# Exercise description
Can you write out the whole listing exactly?
#### Listed records
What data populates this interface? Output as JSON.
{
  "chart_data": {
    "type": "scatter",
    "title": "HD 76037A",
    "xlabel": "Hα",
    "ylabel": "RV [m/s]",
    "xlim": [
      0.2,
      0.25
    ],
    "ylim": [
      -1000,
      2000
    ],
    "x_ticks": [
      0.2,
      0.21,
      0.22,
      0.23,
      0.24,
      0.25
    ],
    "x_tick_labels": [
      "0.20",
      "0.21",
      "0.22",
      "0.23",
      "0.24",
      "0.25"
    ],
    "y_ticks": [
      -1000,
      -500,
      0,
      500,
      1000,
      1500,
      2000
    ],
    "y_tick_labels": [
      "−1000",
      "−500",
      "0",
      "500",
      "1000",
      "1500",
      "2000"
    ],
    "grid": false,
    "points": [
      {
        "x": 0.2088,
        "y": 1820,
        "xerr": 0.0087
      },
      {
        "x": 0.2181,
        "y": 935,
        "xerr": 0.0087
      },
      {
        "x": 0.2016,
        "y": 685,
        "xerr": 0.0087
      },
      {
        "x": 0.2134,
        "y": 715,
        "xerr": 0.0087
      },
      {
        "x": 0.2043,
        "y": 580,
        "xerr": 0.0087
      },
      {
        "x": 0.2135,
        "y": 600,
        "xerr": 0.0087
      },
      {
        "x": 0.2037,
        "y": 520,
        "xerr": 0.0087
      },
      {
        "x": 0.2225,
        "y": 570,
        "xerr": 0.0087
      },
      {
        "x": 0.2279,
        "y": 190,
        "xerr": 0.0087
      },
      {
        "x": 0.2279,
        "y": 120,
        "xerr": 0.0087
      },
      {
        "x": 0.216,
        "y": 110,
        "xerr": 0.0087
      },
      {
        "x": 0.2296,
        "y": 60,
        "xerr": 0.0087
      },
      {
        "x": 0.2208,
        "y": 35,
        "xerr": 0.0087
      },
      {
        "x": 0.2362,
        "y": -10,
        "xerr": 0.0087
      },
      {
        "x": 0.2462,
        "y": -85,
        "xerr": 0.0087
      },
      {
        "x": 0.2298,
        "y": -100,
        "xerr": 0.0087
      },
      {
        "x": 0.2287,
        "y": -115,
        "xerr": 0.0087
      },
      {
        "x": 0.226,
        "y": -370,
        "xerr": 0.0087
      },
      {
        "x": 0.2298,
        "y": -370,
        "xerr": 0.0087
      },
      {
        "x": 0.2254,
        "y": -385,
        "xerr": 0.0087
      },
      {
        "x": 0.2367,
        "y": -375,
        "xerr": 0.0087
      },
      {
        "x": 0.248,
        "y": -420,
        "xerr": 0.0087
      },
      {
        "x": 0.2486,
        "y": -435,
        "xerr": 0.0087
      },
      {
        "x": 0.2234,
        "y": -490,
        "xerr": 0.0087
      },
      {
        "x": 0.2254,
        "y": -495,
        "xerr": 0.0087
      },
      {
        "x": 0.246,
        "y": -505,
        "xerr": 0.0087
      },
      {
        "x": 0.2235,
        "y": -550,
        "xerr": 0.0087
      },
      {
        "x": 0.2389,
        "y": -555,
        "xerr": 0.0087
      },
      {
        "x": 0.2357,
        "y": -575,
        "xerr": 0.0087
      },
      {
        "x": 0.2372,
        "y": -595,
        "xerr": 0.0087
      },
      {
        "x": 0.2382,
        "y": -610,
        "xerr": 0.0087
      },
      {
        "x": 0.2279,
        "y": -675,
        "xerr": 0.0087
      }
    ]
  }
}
########
# Result
What data populates this interface? Output as JSON.
{
  "chart_data": {
    "type": "scatter",
    "title": "HD 76037A",
    "xlabel": "Hα",
    "ylabel": "RV [m/s]",
    "xlim": [
      0.2,
      0.25
    ],
    "ylim": [
      -1000,
      2000
    ],
    "x_ticks": [
      0.2,
      0.21,
      0.22,
      0.23,
      0.24,
      0.25
    ],
    "x_tick_labels": [
      "0.20",
      "0.21",
      "0.22",
      "0.23",
      "0.24",
      "0.25"
    ],
    "y_ticks": [
      -1000,
      -500,
      0,
      500,
      1000,
      1500,
      2000
    ],
    "y_tick_labels": [
      "−1000",
      "−500",
      "0",
      "500",
      "1000",
      "1500",
      "2000"
    ],
    "grid": false,
    "points": [
      {
        "x": 0.2088,
        "y": 1820,
        "xerr": 0.0087
      },
      {
        "x": 0.2181,
        "y": 935,
        "xerr": 0.0087
      },
      {
        "x": 0.2016,
        "y": 685,
        "xerr": 0.0087
      },
      {
        "x": 0.2134,
        "y": 715,
        "xerr": 0.0087
      },
      {
        "x": 0.2043,
        "y": 580,
        "xerr": 0.0087
      },
      {
        "x": 0.2135,
        "y": 600,
        "xerr": 0.0087
      },
      {
        "x": 0.2037,
        "y": 520,
        "xerr": 0.0087
      },
      {
        "x": 0.2225,
        "y": 570,
        "xerr": 0.0087
      },
      {
        "x": 0.2279,
        "y": 190,
        "xerr": 0.0087
      },
      {
        "x": 0.2279,
        "y": 120,
        "xerr": 0.0087
      },
      {
        "x": 0.216,
        "y": 110,
        "xerr": 0.0087
      },
      {
        "x": 0.2296,
        "y": 60,
        "xerr": 0.0087
      },
      {
        "x": 0.2208,
        "y": 35,
        "xerr": 0.0087
      },
      {
        "x": 0.2362,
        "y": -10,
        "xerr": 0.0087
      },
      {
        "x": 0.2462,
        "y": -85,
        "xerr": 0.0087
      },
      {
        "x": 0.2298,
        "y": -100,
        "xerr": 0.0087
      },
      {
        "x": 0.2287,
        "y": -115,
        "xerr": 0.0087
      },
      {
        "x": 0.226,
        "y": -370,
        "xerr": 0.0087
      },
      {
        "x": 0.2298,
        "y": -370,
        "xerr": 0.0087
      },
      {
        "x": 0.2254,
        "y": -385,
        "xerr": 0.0087
      },
      {
        "x": 0.2367,
        "y": -375,
        "xerr": 0.0087
      },
      {
        "x": 0.248,
        "y": -420,
        "xerr": 0.0087
      },
      {
        "x": 0.2486,
        "y": -435,
        "xerr": 0.0087
      },
      {
        "x": 0.2234,
        "y": -490,
        "xerr": 0.0087
      },
      {
        "x": 0.2254,
        "y": -495,
        "xerr": 0.0087
      },
      {
        "x": 0.246,
        "y": -505,
        "xerr": 0.0087
      },
      {
        "x": 0.2235,
        "y": -550,
        "xerr": 0.0087
      },
      {
        "x": 0.2389,
        "y": -555,
        "xerr": 0.0087
      },
      {
        "x": 0.2357,
        "y": -575,
        "xerr": 0.0087
      },
      {
        "x": 0.2372,
        "y": -595,
        "xerr": 0.0087
      },
      {
        "x": 0.2382,
        "y": -610,
        "xerr": 0.0087
      },
      {
        "x": 0.2279,
        "y": -675,
        "xerr": 0.0087
      }
    ]
  }
}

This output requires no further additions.